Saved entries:
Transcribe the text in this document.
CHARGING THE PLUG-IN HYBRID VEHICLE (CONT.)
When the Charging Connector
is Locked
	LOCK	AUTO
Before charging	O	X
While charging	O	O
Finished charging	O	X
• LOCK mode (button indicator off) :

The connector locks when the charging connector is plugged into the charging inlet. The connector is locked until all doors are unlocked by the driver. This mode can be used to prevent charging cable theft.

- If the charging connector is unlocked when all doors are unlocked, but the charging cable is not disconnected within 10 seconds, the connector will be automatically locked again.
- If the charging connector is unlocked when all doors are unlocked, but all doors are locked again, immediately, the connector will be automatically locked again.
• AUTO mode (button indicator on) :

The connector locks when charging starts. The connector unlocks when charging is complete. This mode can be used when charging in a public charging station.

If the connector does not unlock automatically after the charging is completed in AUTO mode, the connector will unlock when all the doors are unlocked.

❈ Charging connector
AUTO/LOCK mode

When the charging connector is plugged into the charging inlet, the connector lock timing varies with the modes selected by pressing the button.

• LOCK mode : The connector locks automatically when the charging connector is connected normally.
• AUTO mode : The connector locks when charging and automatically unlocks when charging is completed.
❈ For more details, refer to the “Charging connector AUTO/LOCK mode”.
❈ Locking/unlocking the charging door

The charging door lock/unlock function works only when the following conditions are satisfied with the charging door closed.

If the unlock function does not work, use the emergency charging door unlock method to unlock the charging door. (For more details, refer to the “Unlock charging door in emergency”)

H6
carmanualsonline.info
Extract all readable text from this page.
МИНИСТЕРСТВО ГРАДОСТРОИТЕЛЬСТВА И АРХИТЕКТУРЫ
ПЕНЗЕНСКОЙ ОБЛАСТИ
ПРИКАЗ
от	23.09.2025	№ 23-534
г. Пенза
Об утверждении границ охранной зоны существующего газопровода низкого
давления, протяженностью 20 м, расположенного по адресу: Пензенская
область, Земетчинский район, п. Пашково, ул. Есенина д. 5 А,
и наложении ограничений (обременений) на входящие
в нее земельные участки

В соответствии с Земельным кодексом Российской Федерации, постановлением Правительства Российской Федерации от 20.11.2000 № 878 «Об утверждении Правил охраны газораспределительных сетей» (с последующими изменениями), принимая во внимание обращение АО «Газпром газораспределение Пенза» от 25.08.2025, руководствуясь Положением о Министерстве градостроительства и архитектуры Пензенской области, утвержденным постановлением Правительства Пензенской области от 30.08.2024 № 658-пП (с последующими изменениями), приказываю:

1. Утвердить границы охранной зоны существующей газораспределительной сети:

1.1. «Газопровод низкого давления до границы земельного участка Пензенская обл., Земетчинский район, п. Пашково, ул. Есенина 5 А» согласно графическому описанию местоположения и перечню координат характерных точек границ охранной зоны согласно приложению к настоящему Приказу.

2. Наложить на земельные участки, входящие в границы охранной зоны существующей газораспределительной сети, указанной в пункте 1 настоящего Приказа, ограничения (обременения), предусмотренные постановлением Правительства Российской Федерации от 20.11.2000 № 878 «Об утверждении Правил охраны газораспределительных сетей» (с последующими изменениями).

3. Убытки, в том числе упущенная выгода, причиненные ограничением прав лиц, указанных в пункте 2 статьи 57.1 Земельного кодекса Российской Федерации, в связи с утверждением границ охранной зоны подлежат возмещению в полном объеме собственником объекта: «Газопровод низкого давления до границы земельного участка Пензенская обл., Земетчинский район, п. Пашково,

### YOUR OBJECTIVE
Using the listing above, pick out each line that contains the word "unlocks", then copy it.

### THE COMPLETED TASK
The connector locks when charging starts. The connector unlocks when charging is complete. This mode can be used when charging in a public charging station.
• AUTO mode : The connector locks when charging and automatically unlocks when charging is completed.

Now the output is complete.